SHORT TASK
Count every line that has "上单调递增" in it and give the total, nothing more.

[start DATA TO USE]

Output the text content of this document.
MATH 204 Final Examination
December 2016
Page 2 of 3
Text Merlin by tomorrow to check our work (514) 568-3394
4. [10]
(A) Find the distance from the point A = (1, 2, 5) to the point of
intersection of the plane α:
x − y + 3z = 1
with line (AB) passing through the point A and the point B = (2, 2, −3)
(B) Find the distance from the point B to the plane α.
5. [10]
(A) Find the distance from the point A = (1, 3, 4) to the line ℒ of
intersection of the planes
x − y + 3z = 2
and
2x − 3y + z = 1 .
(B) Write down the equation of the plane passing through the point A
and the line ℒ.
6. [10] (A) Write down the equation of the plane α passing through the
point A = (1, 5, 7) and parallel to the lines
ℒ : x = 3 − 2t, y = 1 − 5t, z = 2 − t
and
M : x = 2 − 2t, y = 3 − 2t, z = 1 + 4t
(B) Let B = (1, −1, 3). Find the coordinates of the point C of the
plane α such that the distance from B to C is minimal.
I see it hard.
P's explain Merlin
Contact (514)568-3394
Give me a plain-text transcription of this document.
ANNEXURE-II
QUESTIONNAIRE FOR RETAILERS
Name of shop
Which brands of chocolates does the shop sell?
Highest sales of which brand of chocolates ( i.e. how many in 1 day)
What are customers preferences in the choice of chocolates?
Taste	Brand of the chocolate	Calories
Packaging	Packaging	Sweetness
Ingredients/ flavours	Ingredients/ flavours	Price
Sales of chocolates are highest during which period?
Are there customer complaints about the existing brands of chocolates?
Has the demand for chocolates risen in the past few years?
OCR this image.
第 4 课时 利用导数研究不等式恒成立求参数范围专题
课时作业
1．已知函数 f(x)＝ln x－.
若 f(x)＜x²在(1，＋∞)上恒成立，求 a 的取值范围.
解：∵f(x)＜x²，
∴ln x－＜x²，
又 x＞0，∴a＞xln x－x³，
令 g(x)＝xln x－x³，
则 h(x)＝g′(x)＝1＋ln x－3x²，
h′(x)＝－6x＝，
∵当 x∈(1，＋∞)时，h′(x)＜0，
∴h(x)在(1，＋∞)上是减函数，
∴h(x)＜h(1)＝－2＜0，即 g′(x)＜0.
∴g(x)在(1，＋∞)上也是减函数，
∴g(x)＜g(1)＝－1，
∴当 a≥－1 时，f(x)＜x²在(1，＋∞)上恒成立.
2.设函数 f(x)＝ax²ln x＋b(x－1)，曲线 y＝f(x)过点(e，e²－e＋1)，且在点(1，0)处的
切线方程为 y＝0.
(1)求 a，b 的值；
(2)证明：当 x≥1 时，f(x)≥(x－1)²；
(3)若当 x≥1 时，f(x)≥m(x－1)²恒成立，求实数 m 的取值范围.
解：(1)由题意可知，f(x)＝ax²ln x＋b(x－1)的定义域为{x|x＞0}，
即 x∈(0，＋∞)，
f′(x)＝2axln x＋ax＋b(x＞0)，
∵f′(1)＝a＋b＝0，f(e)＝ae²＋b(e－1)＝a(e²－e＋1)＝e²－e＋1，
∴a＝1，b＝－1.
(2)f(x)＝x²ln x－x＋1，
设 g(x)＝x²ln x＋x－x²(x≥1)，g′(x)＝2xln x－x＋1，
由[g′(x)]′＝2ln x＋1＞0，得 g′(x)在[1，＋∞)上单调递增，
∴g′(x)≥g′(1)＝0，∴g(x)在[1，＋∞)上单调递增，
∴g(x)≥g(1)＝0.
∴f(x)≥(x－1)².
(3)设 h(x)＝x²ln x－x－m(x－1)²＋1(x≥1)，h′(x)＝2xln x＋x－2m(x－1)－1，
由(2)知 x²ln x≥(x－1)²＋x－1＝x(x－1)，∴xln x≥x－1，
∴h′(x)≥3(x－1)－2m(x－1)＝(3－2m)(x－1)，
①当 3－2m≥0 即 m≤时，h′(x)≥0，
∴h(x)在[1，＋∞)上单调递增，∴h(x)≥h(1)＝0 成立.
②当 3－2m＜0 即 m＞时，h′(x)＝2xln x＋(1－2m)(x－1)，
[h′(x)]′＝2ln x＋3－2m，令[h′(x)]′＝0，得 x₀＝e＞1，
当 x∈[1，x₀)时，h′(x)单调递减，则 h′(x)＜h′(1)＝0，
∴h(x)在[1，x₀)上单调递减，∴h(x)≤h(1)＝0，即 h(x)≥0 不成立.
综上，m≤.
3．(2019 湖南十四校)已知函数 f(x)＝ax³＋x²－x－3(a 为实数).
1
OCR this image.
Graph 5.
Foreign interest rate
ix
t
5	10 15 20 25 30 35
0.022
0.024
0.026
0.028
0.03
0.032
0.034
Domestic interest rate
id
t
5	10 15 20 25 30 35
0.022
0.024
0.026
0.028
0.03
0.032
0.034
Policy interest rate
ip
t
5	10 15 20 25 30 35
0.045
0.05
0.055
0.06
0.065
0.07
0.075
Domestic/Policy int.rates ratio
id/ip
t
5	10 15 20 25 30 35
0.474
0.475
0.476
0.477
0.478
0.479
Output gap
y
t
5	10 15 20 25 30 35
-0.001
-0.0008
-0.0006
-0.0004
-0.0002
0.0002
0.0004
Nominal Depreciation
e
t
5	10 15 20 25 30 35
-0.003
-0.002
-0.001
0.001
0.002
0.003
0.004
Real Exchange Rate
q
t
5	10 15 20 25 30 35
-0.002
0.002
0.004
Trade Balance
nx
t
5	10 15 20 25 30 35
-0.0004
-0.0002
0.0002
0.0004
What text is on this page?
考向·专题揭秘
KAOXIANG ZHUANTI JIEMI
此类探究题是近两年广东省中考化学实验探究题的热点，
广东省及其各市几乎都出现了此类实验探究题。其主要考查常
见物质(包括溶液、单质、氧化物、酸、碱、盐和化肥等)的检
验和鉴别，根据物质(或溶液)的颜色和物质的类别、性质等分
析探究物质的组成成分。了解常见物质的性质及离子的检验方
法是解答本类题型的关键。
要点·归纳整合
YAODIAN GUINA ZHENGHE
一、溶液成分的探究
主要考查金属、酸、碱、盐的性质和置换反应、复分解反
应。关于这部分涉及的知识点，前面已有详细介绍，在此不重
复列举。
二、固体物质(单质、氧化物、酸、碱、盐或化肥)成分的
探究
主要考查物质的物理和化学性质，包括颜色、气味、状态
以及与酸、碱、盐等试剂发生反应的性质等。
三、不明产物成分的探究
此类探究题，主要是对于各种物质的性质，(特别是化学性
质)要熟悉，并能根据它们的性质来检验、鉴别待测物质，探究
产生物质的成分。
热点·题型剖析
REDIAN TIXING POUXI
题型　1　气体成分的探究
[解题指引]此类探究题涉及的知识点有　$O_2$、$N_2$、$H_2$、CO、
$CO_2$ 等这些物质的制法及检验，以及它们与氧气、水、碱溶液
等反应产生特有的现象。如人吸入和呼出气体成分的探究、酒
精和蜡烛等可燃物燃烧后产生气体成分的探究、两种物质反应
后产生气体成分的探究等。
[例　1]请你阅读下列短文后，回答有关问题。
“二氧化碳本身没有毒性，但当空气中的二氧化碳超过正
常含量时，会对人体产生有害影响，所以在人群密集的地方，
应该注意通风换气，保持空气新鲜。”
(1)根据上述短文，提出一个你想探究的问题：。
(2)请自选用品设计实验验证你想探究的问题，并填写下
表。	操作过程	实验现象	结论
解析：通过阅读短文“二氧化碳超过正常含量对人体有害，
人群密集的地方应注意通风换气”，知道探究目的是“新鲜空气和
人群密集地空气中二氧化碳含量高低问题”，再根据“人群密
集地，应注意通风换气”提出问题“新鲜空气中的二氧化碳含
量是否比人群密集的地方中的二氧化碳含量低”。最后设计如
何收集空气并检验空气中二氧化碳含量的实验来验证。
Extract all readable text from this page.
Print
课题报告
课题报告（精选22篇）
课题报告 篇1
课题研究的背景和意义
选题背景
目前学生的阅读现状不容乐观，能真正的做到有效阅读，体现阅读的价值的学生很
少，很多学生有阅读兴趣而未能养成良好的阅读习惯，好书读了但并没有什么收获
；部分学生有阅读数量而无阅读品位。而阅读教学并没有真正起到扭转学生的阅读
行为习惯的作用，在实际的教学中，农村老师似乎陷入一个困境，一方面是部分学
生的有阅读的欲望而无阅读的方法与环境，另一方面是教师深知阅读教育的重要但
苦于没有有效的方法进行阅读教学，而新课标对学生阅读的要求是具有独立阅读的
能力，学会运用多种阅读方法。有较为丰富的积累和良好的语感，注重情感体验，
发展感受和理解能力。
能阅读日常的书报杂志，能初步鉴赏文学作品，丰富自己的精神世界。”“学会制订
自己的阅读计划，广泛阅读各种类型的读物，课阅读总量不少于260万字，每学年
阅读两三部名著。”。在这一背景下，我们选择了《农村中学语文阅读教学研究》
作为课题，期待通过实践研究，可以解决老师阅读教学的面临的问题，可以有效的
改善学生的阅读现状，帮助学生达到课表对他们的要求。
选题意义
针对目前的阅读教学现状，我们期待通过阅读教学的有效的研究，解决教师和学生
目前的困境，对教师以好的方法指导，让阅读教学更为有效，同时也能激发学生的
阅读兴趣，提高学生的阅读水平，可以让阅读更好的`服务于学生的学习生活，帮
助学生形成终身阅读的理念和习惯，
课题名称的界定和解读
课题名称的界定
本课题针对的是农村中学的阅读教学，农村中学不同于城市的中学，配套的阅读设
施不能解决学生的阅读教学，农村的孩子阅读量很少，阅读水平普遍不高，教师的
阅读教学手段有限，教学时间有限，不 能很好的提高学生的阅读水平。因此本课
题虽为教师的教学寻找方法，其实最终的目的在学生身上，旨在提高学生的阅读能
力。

[end DATA TO USE]

TASK SOLUTION
3